Dataset records
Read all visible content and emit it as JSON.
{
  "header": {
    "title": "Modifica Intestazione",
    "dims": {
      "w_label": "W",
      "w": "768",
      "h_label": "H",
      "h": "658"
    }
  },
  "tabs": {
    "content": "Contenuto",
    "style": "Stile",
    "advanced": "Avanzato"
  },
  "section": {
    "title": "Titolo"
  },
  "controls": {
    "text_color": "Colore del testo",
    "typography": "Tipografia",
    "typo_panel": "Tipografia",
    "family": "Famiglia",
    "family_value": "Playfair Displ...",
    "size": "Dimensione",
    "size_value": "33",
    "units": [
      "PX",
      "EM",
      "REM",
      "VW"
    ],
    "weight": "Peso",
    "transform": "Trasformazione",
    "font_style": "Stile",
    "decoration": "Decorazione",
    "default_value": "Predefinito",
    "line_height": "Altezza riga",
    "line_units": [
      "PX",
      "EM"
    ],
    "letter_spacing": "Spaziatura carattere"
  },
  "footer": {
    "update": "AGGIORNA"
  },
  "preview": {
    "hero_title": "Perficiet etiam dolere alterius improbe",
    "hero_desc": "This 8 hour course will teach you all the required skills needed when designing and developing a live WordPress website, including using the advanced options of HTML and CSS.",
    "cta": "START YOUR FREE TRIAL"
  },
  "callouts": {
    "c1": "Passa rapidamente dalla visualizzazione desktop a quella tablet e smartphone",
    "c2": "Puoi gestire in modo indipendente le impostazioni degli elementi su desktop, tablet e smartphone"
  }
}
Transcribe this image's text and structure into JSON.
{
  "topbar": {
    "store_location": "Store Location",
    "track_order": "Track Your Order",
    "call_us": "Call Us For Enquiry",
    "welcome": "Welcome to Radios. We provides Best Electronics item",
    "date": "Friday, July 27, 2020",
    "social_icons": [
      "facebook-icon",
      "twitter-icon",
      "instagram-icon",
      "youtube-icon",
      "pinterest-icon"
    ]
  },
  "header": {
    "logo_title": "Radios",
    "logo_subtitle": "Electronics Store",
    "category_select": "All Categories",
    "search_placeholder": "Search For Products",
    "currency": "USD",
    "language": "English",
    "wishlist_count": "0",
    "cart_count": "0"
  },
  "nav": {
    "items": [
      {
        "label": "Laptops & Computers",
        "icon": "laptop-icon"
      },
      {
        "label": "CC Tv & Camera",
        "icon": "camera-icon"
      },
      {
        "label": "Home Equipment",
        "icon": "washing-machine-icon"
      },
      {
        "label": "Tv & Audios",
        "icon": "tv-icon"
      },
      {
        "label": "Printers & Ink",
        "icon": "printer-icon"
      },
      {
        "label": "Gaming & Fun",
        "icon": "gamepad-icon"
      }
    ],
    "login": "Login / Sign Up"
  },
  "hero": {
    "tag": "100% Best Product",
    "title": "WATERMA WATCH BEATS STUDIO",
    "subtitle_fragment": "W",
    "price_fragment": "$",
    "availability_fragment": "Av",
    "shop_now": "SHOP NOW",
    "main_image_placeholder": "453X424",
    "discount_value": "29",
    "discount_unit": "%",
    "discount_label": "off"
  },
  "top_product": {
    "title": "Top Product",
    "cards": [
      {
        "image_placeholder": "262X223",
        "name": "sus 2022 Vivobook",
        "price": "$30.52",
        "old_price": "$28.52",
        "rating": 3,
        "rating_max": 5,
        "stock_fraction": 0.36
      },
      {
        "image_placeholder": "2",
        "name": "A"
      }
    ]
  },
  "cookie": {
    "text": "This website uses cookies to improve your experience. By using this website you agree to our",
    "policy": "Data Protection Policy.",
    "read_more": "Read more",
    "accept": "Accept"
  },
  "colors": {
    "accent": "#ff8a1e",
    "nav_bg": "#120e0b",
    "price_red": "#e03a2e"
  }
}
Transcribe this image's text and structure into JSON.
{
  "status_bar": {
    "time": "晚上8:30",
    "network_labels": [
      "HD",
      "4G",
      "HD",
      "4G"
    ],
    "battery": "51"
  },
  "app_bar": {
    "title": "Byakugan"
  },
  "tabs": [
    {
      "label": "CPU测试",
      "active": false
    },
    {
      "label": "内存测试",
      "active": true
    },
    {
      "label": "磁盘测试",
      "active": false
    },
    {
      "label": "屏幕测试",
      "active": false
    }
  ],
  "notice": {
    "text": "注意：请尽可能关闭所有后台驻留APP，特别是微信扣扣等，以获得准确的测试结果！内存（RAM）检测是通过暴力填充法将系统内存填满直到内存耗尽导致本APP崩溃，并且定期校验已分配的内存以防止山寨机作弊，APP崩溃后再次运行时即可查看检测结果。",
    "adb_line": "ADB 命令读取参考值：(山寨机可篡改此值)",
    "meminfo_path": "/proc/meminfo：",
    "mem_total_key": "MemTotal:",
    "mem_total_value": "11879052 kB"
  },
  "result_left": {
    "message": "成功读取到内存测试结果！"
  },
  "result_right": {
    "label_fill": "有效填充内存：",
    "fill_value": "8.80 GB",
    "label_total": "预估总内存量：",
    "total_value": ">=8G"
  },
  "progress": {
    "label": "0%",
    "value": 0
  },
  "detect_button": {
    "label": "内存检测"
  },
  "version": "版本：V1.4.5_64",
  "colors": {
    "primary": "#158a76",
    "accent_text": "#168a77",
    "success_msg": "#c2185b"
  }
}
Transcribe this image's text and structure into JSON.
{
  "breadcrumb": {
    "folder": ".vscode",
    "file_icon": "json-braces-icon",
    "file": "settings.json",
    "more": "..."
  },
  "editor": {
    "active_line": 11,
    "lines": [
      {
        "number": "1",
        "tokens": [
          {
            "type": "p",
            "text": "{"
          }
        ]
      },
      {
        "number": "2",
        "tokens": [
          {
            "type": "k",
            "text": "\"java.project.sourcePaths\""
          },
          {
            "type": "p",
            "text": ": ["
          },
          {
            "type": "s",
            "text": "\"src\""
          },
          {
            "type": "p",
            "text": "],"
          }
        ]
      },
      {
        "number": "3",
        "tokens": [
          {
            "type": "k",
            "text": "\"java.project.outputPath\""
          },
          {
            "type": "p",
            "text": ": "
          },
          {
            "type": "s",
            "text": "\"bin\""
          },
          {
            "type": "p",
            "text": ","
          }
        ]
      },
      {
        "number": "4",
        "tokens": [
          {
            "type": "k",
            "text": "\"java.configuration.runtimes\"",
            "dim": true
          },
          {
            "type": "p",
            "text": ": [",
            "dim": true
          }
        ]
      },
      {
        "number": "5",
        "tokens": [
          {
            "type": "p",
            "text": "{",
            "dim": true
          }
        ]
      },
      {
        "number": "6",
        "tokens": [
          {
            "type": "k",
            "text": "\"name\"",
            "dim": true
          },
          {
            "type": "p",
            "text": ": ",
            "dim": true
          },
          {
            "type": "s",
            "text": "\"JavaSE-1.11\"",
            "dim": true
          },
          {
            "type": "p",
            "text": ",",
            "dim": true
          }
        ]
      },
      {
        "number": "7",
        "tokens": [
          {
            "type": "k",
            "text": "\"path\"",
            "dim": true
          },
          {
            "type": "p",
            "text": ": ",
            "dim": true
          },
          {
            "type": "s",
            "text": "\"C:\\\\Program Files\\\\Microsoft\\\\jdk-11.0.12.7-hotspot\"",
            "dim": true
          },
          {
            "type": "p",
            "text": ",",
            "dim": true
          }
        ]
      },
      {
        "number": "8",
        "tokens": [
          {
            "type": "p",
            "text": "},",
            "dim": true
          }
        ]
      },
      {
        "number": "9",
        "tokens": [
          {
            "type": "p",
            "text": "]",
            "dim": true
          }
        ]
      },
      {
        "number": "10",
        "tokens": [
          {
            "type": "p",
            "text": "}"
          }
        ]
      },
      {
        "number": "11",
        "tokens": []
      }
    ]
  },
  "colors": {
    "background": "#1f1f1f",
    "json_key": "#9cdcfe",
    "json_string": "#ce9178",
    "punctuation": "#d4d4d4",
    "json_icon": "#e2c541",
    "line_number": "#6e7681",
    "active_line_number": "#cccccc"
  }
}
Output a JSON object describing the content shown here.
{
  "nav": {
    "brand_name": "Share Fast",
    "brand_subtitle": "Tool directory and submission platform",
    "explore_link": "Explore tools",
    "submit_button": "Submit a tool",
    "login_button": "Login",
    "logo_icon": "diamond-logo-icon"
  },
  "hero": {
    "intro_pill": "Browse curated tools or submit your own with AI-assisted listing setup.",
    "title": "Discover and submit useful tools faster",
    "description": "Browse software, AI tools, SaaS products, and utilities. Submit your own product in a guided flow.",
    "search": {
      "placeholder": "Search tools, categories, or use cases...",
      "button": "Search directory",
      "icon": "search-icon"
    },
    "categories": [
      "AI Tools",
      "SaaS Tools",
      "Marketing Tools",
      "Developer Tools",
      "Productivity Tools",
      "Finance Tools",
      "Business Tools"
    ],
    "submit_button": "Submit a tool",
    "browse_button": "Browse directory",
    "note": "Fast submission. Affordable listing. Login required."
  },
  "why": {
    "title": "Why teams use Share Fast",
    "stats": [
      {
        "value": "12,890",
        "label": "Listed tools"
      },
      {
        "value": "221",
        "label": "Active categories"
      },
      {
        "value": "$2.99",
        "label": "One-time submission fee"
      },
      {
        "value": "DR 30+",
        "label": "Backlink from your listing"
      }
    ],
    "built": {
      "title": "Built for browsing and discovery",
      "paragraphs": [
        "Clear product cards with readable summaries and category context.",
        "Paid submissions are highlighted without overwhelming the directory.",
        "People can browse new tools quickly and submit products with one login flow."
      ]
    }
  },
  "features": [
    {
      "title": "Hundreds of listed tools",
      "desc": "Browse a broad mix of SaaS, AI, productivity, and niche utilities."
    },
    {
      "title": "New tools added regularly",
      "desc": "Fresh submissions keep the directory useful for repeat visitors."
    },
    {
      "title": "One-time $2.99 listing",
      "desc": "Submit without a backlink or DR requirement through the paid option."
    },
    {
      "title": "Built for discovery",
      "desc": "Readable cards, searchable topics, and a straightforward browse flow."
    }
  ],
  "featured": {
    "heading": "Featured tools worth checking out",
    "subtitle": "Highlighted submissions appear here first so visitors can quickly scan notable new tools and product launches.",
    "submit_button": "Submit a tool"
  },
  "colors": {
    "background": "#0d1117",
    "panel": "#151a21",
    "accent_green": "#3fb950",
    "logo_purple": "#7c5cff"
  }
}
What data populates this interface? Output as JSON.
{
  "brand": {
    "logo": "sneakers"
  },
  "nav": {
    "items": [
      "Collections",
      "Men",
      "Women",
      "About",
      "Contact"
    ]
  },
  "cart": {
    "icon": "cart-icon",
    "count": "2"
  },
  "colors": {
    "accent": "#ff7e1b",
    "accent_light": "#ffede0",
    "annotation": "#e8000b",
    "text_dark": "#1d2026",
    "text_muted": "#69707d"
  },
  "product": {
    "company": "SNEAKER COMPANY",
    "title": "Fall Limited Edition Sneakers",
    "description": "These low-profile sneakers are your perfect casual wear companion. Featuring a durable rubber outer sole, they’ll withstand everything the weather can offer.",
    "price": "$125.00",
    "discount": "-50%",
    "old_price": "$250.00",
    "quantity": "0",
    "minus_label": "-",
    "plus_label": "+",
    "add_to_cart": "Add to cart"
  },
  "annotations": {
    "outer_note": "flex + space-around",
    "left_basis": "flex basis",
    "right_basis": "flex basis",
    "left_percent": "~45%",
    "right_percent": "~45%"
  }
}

**YOUR INSTRUCTIONS**
Look through the listing and extract every line with "here" in it.

**WORKED SOLUTION**
Output a JSON object describing the content shown here.
    "subtitle": "Highlighted submissions appear here first so visitors can quickly scan notable new tools and product launches.",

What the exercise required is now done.